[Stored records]
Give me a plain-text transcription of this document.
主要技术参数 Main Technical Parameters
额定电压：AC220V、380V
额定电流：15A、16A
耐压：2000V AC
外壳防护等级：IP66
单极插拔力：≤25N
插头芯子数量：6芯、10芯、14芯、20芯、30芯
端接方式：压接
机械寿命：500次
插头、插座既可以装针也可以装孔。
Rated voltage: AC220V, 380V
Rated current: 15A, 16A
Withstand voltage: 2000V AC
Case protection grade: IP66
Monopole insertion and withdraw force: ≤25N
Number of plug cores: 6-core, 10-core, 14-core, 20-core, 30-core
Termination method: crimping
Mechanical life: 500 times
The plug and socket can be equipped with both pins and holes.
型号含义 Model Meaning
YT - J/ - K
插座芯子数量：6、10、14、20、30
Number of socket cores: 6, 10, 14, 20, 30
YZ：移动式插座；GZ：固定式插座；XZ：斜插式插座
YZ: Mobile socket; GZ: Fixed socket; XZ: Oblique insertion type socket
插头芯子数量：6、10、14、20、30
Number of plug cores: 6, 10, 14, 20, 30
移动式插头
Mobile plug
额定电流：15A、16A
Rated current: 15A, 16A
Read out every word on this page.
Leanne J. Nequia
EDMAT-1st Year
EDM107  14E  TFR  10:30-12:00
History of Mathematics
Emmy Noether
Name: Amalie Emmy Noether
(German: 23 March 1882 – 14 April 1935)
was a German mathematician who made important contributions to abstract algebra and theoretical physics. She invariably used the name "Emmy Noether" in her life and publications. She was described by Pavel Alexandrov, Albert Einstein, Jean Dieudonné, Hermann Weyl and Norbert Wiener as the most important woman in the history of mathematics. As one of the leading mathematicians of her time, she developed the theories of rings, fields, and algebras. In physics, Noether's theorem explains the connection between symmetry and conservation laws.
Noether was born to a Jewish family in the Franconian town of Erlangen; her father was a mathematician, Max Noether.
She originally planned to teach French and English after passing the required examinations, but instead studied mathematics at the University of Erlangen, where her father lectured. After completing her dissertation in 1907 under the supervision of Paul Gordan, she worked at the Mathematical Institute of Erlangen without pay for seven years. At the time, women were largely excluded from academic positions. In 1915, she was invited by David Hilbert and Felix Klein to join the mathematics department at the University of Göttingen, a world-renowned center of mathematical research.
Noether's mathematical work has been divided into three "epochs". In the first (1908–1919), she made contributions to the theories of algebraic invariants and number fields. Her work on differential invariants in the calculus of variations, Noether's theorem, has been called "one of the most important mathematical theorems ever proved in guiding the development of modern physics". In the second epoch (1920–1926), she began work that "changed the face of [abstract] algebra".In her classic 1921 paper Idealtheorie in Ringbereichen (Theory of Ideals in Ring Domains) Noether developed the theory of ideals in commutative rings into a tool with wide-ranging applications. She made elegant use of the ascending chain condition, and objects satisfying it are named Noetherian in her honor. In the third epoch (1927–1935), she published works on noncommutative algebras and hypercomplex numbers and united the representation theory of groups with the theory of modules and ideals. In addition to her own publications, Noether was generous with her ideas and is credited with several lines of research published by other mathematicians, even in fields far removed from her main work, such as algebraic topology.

==

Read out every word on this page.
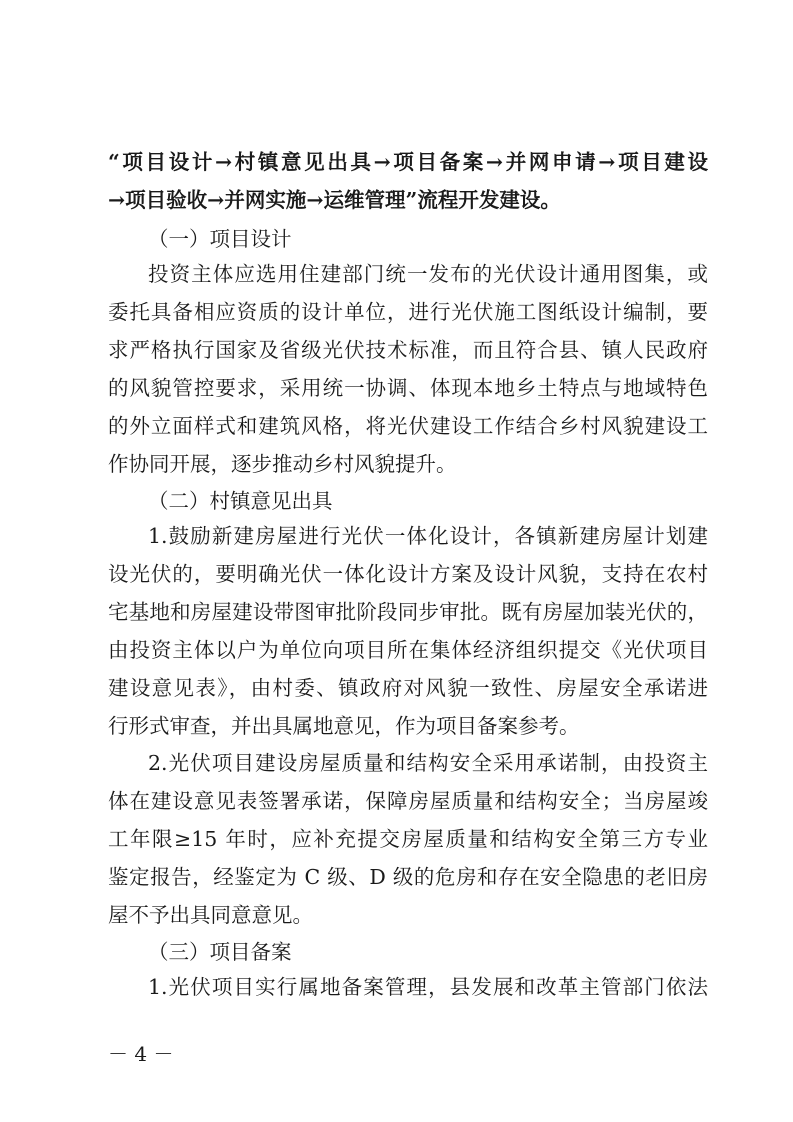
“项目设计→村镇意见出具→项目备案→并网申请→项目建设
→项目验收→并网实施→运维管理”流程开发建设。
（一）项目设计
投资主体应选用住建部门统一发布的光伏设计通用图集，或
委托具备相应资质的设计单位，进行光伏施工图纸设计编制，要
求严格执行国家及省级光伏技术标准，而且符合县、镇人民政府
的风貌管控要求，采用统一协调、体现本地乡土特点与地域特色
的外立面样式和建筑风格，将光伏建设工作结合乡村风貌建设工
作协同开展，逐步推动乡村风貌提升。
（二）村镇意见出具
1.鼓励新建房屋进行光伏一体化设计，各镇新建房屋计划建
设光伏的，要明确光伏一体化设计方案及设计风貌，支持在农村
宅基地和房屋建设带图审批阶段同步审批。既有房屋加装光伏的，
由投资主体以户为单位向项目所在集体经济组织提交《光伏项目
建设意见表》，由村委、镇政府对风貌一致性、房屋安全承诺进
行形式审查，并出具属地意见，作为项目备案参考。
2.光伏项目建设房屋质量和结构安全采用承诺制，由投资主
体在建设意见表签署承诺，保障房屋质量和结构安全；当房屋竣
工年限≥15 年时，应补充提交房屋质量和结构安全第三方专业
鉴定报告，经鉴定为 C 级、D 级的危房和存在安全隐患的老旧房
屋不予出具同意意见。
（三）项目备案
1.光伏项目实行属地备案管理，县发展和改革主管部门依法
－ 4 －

Task goal:
Determine the number of lines in the data that contain "father" as a word or string, and state only that number.

Result of the exercise:
2